■ **Stated problem**
What follows is a set of records; repeat all of them exactly.

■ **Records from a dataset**
—————

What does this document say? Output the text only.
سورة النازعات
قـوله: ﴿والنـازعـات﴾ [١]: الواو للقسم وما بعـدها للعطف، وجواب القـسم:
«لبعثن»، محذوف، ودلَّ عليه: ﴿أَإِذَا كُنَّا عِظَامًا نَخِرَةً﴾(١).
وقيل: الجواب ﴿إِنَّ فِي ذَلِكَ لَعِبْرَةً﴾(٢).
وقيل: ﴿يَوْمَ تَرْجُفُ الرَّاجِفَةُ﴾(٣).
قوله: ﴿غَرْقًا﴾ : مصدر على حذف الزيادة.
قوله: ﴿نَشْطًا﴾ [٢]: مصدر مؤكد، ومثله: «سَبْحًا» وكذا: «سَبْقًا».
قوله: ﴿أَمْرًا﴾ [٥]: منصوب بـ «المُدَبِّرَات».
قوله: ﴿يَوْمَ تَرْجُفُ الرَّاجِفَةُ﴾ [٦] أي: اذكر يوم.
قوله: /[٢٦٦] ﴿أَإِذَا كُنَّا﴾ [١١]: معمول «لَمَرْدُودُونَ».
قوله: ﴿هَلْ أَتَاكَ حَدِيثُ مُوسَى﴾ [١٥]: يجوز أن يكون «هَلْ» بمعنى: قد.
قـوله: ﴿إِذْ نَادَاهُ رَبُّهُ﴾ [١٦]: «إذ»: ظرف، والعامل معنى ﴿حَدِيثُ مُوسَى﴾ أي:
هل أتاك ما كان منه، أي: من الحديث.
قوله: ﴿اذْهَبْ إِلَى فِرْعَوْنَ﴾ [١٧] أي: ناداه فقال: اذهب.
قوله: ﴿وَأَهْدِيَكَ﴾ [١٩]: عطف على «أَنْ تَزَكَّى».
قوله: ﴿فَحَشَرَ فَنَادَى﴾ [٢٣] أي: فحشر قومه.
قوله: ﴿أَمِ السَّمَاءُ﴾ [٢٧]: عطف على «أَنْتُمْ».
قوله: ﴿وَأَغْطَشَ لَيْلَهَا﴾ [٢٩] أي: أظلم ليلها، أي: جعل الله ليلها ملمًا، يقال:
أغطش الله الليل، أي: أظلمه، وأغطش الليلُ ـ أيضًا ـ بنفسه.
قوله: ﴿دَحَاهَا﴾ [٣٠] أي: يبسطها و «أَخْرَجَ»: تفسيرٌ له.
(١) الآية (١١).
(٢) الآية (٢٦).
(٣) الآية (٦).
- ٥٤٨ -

—————

■ **Final answer**
What does this document say? Output the text only.
سورة النازعات
قـوله: ﴿والنـازعـات﴾ [١]: الواو للقسم وما بعـدها للعطف، وجواب القـسم:
«لبعثن»، محذوف، ودلَّ عليه: ﴿أَإِذَا كُنَّا عِظَامًا نَخِرَةً﴾(١).
وقيل: الجواب ﴿إِنَّ فِي ذَلِكَ لَعِبْرَةً﴾(٢).
وقيل: ﴿يَوْمَ تَرْجُفُ الرَّاجِفَةُ﴾(٣).
قوله: ﴿غَرْقًا﴾ : مصدر على حذف الزيادة.
قوله: ﴿نَشْطًا﴾ [٢]: مصدر مؤكد، ومثله: «سَبْحًا» وكذا: «سَبْقًا».
قوله: ﴿أَمْرًا﴾ [٥]: منصوب بـ «المُدَبِّرَات».
قوله: ﴿يَوْمَ تَرْجُفُ الرَّاجِفَةُ﴾ [٦] أي: اذكر يوم.
قوله: /[٢٦٦] ﴿أَإِذَا كُنَّا﴾ [١١]: معمول «لَمَرْدُودُونَ».
قوله: ﴿هَلْ أَتَاكَ حَدِيثُ مُوسَى﴾ [١٥]: يجوز أن يكون «هَلْ» بمعنى: قد.
قـوله: ﴿إِذْ نَادَاهُ رَبُّهُ﴾ [١٦]: «إذ»: ظرف، والعامل معنى ﴿حَدِيثُ مُوسَى﴾ أي:
هل أتاك ما كان منه، أي: من الحديث.
قوله: ﴿اذْهَبْ إِلَى فِرْعَوْنَ﴾ [١٧] أي: ناداه فقال: اذهب.
قوله: ﴿وَأَهْدِيَكَ﴾ [١٩]: عطف على «أَنْ تَزَكَّى».
قوله: ﴿فَحَشَرَ فَنَادَى﴾ [٢٣] أي: فحشر قومه.
قوله: ﴿أَمِ السَّمَاءُ﴾ [٢٧]: عطف على «أَنْتُمْ».
قوله: ﴿وَأَغْطَشَ لَيْلَهَا﴾ [٢٩] أي: أظلم ليلها، أي: جعل الله ليلها ملمًا، يقال:
أغطش الله الليل، أي: أظلمه، وأغطش الليلُ ـ أيضًا ـ بنفسه.
قوله: ﴿دَحَاهَا﴾ [٣٠] أي: يبسطها و «أَخْرَجَ»: تفسيرٌ له.
(١) الآية (١١).
(٢) الآية (٢٦).
(٣) الآية (٦).
- ٥٤٨ -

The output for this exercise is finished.